Stored data
________________________

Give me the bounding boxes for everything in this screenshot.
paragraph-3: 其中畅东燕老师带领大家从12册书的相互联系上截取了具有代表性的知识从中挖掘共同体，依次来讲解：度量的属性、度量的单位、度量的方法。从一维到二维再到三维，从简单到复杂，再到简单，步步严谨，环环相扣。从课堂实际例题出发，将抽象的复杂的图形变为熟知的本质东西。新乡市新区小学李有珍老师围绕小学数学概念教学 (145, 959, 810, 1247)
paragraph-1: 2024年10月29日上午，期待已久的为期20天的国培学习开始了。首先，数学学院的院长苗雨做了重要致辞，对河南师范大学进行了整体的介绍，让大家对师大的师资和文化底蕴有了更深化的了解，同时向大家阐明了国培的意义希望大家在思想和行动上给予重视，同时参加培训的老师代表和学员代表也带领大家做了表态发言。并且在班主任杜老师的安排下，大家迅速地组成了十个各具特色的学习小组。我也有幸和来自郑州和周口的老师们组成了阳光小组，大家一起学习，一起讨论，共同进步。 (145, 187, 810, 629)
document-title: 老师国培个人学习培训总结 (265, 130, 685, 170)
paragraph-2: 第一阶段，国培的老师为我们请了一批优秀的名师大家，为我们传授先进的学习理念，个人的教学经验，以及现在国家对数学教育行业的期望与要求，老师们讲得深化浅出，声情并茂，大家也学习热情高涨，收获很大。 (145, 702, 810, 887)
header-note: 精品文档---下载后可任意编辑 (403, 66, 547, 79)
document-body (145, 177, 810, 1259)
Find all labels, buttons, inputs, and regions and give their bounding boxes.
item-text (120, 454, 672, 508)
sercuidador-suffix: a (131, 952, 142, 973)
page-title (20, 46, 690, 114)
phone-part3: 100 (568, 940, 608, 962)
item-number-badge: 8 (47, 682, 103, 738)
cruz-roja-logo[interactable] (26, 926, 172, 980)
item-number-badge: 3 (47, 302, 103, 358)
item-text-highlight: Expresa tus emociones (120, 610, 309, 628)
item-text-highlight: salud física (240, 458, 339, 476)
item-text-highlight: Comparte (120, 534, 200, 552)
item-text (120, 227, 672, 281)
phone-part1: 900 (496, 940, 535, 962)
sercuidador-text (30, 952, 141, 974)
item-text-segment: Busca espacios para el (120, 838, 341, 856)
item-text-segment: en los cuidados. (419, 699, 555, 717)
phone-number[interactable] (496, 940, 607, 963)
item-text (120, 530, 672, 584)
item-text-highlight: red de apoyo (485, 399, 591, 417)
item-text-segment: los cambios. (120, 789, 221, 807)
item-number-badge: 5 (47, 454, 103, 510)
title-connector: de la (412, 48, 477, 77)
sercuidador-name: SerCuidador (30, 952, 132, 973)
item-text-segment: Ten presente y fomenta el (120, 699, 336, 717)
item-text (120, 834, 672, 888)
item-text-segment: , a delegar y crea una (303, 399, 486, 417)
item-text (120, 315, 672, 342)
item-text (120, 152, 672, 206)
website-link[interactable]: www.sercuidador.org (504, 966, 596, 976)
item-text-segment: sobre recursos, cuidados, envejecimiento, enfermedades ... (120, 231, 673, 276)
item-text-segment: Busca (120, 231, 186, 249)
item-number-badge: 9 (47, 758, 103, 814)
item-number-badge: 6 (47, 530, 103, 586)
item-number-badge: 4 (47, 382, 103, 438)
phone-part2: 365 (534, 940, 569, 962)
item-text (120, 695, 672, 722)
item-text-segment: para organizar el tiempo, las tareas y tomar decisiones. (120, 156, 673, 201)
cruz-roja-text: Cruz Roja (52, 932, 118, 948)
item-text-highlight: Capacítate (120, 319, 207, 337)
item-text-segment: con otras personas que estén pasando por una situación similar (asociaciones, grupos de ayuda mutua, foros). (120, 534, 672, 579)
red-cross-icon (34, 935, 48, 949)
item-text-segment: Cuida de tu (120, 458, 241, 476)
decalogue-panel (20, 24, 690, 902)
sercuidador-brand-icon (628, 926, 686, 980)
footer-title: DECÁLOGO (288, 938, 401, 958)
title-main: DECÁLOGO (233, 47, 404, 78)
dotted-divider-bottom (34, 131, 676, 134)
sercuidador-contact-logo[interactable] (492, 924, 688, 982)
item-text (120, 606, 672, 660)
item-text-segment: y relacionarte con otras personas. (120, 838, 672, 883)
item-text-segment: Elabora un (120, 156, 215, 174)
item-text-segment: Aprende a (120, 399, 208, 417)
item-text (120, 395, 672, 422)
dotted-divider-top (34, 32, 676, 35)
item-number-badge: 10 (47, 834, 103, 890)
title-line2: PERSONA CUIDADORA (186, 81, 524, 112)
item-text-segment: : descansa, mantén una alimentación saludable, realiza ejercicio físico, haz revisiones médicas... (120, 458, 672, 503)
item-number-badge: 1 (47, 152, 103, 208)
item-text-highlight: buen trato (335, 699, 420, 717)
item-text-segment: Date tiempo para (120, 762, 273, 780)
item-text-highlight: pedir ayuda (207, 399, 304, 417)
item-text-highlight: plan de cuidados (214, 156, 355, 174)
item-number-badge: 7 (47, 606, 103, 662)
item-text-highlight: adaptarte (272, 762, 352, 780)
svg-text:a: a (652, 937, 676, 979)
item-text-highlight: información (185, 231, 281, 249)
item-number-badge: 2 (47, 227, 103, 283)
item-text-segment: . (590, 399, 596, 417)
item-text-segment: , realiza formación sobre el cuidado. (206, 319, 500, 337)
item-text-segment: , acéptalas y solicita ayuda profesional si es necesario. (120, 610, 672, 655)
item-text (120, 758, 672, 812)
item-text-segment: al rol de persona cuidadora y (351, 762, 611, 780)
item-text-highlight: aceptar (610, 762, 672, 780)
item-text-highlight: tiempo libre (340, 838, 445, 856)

________________________

## Written instruction
Reproduce the entries from the first line through the line containing "item-text-segment: Busca espacios", swapping every "item-number-badge" for "item-badge" and leaving everything else unchanged.

## Task response
Give me the bounding boxes for everything in this screenshot.
paragraph-3: 其中畅东燕老师带领大家从12册书的相互联系上截取了具有代表性的知识从中挖掘共同体，依次来讲解：度量的属性、度量的单位、度量的方法。从一维到二维再到三维，从简单到复杂，再到简单，步步严谨，环环相扣。从课堂实际例题出发，将抽象的复杂的图形变为熟知的本质东西。新乡市新区小学李有珍老师围绕小学数学概念教学 (145, 959, 810, 1247)
paragraph-1: 2024年10月29日上午，期待已久的为期20天的国培学习开始了。首先，数学学院的院长苗雨做了重要致辞，对河南师范大学进行了整体的介绍，让大家对师大的师资和文化底蕴有了更深化的了解，同时向大家阐明了国培的意义希望大家在思想和行动上给予重视，同时参加培训的老师代表和学员代表也带领大家做了表态发言。并且在班主任杜老师的安排下，大家迅速地组成了十个各具特色的学习小组。我也有幸和来自郑州和周口的老师们组成了阳光小组，大家一起学习，一起讨论，共同进步。 (145, 187, 810, 629)
document-title: 老师国培个人学习培训总结 (265, 130, 685, 170)
paragraph-2: 第一阶段，国培的老师为我们请了一批优秀的名师大家，为我们传授先进的学习理念，个人的教学经验，以及现在国家对数学教育行业的期望与要求，老师们讲得深化浅出，声情并茂，大家也学习热情高涨，收获很大。 (145, 702, 810, 887)
header-note: 精品文档---下载后可任意编辑 (403, 66, 547, 79)
document-body (145, 177, 810, 1259)
Find all labels, buttons, inputs, and regions and give their bounding boxes.
item-text (120, 454, 672, 508)
sercuidador-suffix: a (131, 952, 142, 973)
page-title (20, 46, 690, 114)
phone-part3: 100 (568, 940, 608, 962)
item-badge: 8 (47, 682, 103, 738)
cruz-roja-logo[interactable] (26, 926, 172, 980)
item-badge: 3 (47, 302, 103, 358)
item-text-highlight: Expresa tus emociones (120, 610, 309, 628)
item-text-highlight: salud física (240, 458, 339, 476)
item-text-highlight: Comparte (120, 534, 200, 552)
item-text (120, 227, 672, 281)
phone-part1: 900 (496, 940, 535, 962)
sercuidador-text (30, 952, 141, 974)
item-text-segment: Busca espacios para el (120, 838, 341, 856)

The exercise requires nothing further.